▸ **INSTRUCTION**
Give every line back verbatim, dropping all images.

▸ **GIVEN DATA**
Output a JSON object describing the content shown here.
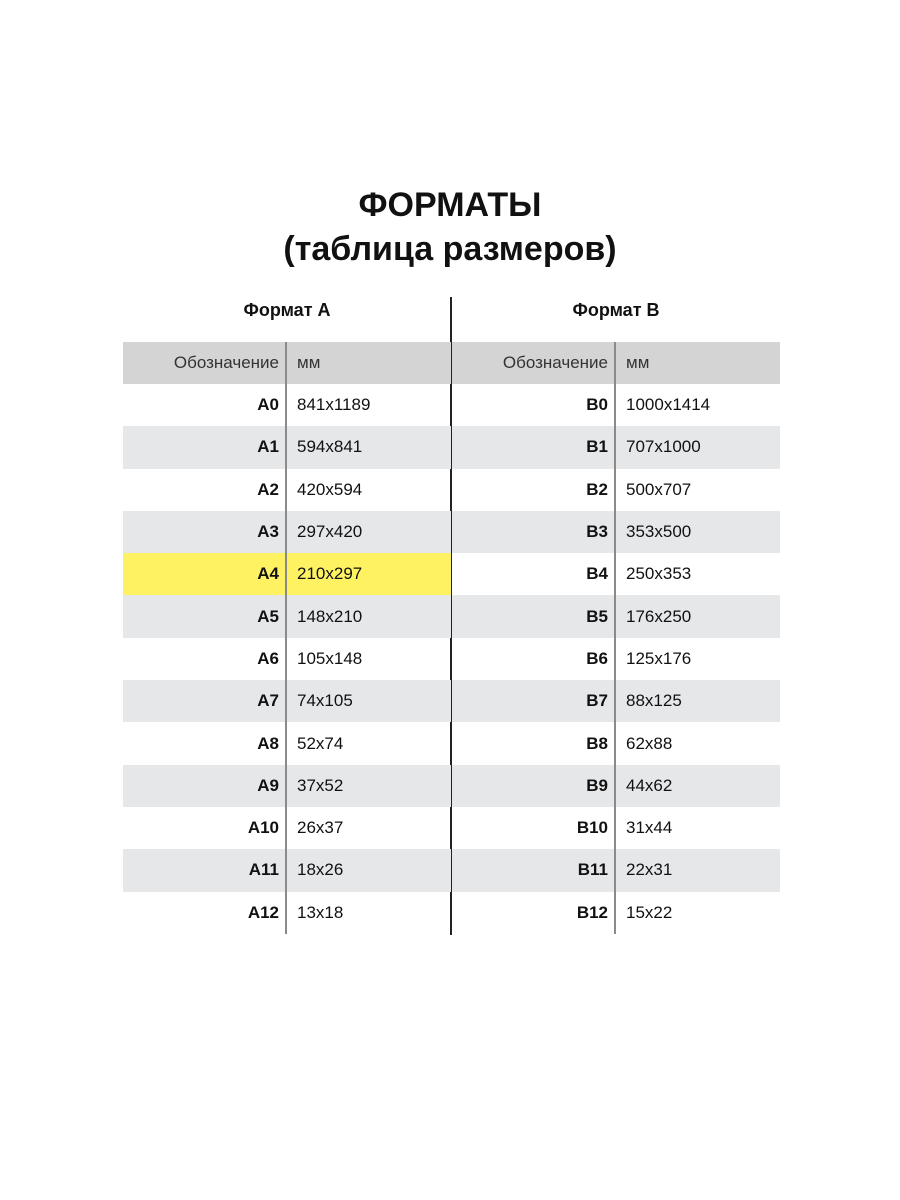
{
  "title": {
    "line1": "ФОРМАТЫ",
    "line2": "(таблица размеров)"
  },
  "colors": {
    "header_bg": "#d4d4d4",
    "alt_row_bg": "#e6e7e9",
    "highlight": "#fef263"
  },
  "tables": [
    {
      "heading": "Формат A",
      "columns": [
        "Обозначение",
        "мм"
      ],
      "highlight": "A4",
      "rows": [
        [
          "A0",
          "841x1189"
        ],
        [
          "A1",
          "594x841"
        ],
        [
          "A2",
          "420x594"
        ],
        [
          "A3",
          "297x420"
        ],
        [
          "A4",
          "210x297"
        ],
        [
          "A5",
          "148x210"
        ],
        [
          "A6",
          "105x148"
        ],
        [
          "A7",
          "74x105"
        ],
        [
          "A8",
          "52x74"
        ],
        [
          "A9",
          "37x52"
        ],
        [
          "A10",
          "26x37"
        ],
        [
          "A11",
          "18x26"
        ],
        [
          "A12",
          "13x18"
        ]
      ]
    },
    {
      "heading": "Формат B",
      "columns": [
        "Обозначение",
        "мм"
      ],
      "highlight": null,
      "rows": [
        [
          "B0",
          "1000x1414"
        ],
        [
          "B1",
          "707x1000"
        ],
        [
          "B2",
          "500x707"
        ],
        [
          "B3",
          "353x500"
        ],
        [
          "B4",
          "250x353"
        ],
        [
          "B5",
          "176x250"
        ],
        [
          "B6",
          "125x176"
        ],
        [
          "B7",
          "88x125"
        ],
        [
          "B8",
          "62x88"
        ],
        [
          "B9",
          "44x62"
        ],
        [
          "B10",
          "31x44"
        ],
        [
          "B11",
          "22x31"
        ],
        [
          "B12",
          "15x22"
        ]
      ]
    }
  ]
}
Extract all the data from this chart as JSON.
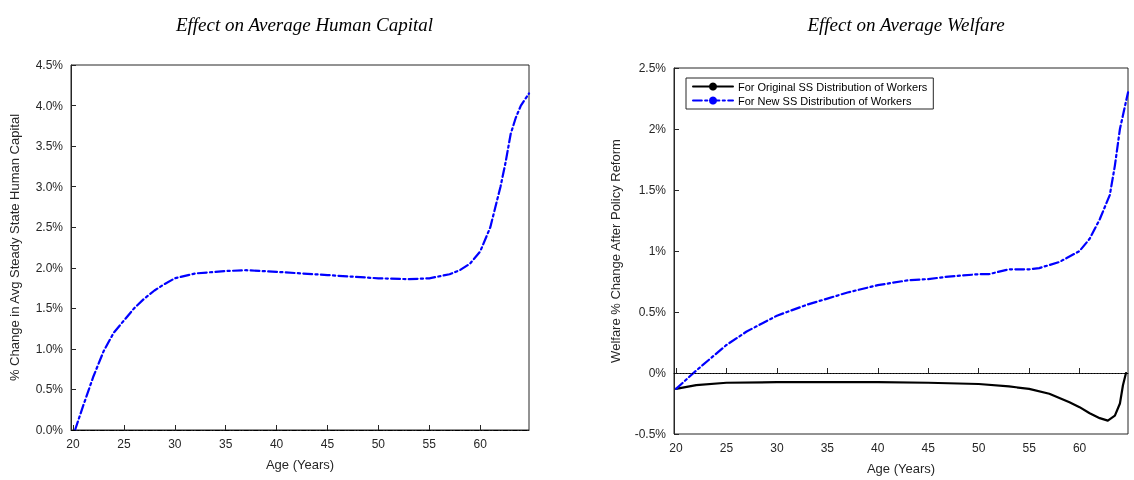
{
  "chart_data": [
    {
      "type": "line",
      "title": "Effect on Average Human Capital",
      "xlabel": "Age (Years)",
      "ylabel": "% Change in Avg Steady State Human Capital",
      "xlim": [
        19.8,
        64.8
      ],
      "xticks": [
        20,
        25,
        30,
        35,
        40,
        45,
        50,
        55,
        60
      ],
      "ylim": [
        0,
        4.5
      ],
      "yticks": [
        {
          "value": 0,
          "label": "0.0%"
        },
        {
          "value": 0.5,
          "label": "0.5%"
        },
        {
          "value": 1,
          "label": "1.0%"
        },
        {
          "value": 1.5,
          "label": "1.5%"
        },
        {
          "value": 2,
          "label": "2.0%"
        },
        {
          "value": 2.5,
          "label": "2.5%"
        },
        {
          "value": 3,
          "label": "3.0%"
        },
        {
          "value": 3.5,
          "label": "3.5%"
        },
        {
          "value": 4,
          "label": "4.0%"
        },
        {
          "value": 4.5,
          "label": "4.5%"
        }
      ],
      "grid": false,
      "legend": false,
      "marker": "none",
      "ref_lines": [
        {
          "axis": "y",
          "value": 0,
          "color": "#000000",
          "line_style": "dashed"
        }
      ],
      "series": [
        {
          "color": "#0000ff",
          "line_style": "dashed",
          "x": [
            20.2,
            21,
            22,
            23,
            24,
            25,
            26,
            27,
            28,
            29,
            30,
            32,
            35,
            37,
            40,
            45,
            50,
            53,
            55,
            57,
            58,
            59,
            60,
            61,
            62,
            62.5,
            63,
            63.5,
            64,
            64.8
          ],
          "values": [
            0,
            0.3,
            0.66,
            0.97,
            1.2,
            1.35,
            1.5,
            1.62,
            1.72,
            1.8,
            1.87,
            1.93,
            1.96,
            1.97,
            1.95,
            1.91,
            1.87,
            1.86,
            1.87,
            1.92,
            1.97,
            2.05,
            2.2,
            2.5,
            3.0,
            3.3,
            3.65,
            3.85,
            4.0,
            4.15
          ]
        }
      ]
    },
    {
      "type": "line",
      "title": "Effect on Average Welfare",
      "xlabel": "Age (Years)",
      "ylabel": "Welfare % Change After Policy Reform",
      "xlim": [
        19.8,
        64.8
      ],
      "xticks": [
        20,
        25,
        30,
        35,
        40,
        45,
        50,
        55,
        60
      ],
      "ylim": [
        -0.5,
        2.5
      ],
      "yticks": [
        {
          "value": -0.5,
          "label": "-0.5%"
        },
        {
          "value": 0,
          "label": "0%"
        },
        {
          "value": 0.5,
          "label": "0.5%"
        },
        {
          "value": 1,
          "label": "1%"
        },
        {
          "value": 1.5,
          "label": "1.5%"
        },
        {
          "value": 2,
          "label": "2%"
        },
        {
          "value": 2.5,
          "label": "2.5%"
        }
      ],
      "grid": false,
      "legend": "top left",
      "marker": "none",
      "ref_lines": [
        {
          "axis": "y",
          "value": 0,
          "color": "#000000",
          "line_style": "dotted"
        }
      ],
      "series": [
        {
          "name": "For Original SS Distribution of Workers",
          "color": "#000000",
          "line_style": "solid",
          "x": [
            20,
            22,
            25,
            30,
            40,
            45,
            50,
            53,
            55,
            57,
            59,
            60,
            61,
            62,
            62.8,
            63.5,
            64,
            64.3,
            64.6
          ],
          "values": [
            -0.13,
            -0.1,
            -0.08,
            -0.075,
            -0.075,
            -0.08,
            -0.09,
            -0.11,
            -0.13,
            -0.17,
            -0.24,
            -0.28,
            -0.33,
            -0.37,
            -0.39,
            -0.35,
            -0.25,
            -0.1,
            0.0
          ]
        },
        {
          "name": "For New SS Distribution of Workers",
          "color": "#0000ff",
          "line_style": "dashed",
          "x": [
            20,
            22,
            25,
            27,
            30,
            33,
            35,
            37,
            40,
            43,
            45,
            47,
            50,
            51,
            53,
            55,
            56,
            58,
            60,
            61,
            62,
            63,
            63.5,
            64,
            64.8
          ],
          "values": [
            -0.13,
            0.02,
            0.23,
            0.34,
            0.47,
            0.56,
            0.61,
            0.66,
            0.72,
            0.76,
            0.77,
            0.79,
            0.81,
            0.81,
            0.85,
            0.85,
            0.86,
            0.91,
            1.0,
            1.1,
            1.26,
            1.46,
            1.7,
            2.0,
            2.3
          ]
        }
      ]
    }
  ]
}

▸ **ANSWER TO THIS PROBLEM**
Output a JSON object describing the content shown here.
{
  "title": {
    "line1": "ФОРМАТЫ",
    "line2": "(таблица размеров)"
  },
  "colors": {
    "header_bg": "#d4d4d4",
    "alt_row_bg": "#e6e7e9",
    "highlight": "#fef263"
  },
  "tables": [
    {
      "heading": "Формат A",
      "columns": [
        "Обозначение",
        "мм"
      ],
      "highlight": "A4",
      "rows": [
        [
          "A0",
          "841x1189"
        ],
        [
          "A1",
          "594x841"
        ],
        [
          "A2",
          "420x594"
        ],
        [
          "A3",
          "297x420"
        ],
        [
          "A4",
          "210x297"
        ],
        [
          "A5",
          "148x210"
        ],
        [
          "A6",
          "105x148"
        ],
        [
          "A7",
          "74x105"
        ],
        [
          "A8",
          "52x74"
        ],
        [
          "A9",
          "37x52"
        ],
        [
          "A10",
          "26x37"
        ],
        [
          "A11",
          "18x26"
        ],
        [
          "A12",
          "13x18"
        ]
      ]
    },
    {
      "heading": "Формат B",
      "columns": [
        "Обозначение",
        "мм"
      ],
      "highlight": null,
      "rows": [
        [
          "B0",
          "1000x1414"
        ],
        [
          "B1",
          "707x1000"
        ],
        [
          "B2",
          "500x707"
        ],
        [
          "B3",
          "353x500"
        ],
        [
          "B4",
          "250x353"
        ],
        [
          "B5",
          "176x250"
        ],
        [
          "B6",
          "125x176"
        ],
        [
          "B7",
          "88x125"
        ],
        [
          "B8",
          "62x88"
        ],
        [
          "B9",
          "44x62"
        ],
        [
          "B10",
          "31x44"
        ],
        [
          "B11",
          "22x31"
        ],
        [
          "B12",
          "15x22"
        ]
      ]
    }
  ]
}
Extract all the data from this chart as JSON.
{
  "chart_data": [
    {
      "type": "line",
      "title": "Effect on Average Human Capital",
      "xlabel": "Age (Years)",
      "ylabel": "% Change in Avg Steady State Human Capital",
      "xlim": [
        19.8,
        64.8
      ],
      "xticks": [
        20,
        25,
        30,
        35,
        40,
        45,
        50,
        55,
        60
      ],
      "ylim": [
        0,
        4.5
      ],
      "yticks": [
        {
          "value": 0,
          "label": "0.0%"
        },
        {
          "value": 0.5,
          "label": "0.5%"
        },
        {
          "value": 1,
          "label": "1.0%"
        },
        {
          "value": 1.5,
          "label": "1.5%"
        },
        {
          "value": 2,
          "label": "2.0%"
        },
        {
          "value": 2.5,
          "label": "2.5%"
        },
        {
          "value": 3,
          "label": "3.0%"
        },
        {
          "value": 3.5,
          "label": "3.5%"
        },
        {
          "value": 4,
          "label": "4.0%"
        },
        {
          "value": 4.5,
          "label": "4.5%"
        }
      ],
      "grid": false,
      "legend": false,
      "marker": "none",
      "ref_lines": [
        {
          "axis": "y",
          "value": 0,
          "color": "#000000",
          "line_style": "dashed"
        }
      ],
      "series": [
        {
          "color": "#0000ff",
          "line_style": "dashed",
          "x": [
            20.2,
            21,
            22,
            23,
            24,
            25,
            26,
            27,
            28,
            29,
            30,
            32,
            35,
            37,
            40,
            45,
            50,
            53,
            55,
            57,
            58,
            59,
            60,
            61,
            62,
            62.5,
            63,
            63.5,
            64,
            64.8
          ],
          "values": [
            0,
            0.3,
            0.66,
            0.97,
            1.2,
            1.35,
            1.5,
            1.62,
            1.72,
            1.8,
            1.87,
            1.93,
            1.96,
            1.97,
            1.95,
            1.91,
            1.87,
            1.86,
            1.87,
            1.92,
            1.97,
            2.05,
            2.2,
            2.5,
            3.0,
            3.3,
            3.65,
            3.85,
            4.0,
            4.15
          ]
        }
      ]
    },
    {
      "type": "line",
      "title": "Effect on Average Welfare",
      "xlabel": "Age (Years)",
      "ylabel": "Welfare % Change After Policy Reform",
      "xlim": [
        19.8,
        64.8
      ],
      "xticks": [
        20,
        25,
        30,
        35,
        40,
        45,
        50,
        55,
        60
      ],
      "ylim": [
        -0.5,
        2.5
      ],
      "yticks": [
        {
          "value": -0.5,
          "label": "-0.5%"
        },
        {
          "value": 0,
          "label": "0%"
        },
        {
          "value": 0.5,
          "label": "0.5%"
        },
        {
          "value": 1,
          "label": "1%"
        },
        {
          "value": 1.5,
          "label": "1.5%"
        },
        {
          "value": 2,
          "label": "2%"
        },
        {
          "value": 2.5,
          "label": "2.5%"
        }
      ],
      "grid": false,
      "legend": "top left",
      "marker": "none",
      "ref_lines": [
        {
          "axis": "y",
          "value": 0,
          "color": "#000000",
          "line_style": "dotted"
        }
      ],
      "series": [
        {
          "name": "For Original SS Distribution of Workers",
          "color": "#000000",
          "line_style": "solid",
          "x": [
            20,
            22,
            25,
            30,
            40,
            45,
            50,
            53,
            55,
            57,
            59,
            60,
            61,
            62,
            62.8,
            63.5,
            64,
            64.3,
            64.6
          ],
          "values": [
            -0.13,
            -0.1,
            -0.08,
            -0.075,
            -0.075,
            -0.08,
            -0.09,
            -0.11,
            -0.13,
            -0.17,
            -0.24,
            -0.28,
            -0.33,
            -0.37,
            -0.39,
            -0.35,
            -0.25,
            -0.1,
            0.0
          ]
        },
        {
          "name": "For New SS Distribution of Workers",
          "color": "#0000ff",
          "line_style": "dashed",
          "x": [
            20,
            22,
            25,
            27,
            30,
            33,
            35,
            37,
            40,
            43,
            45,
            47,
            50,
            51,
            53,
            55,
            56,
            58,
            60,
            61,
            62,
            63,
            63.5,
            64,
            64.8
          ],
          "values": [
            -0.13,
            0.02,
            0.23,
            0.34,
            0.47,
            0.56,
            0.61,
            0.66,
            0.72,
            0.76,
            0.77,
            0.79,
            0.81,
            0.81,
            0.85,
            0.85,
            0.86,
            0.91,
            1.0,
            1.1,
            1.26,
            1.46,
            1.7,
            2.0,
            2.3
          ]
        }
      ]
    }
  ]
}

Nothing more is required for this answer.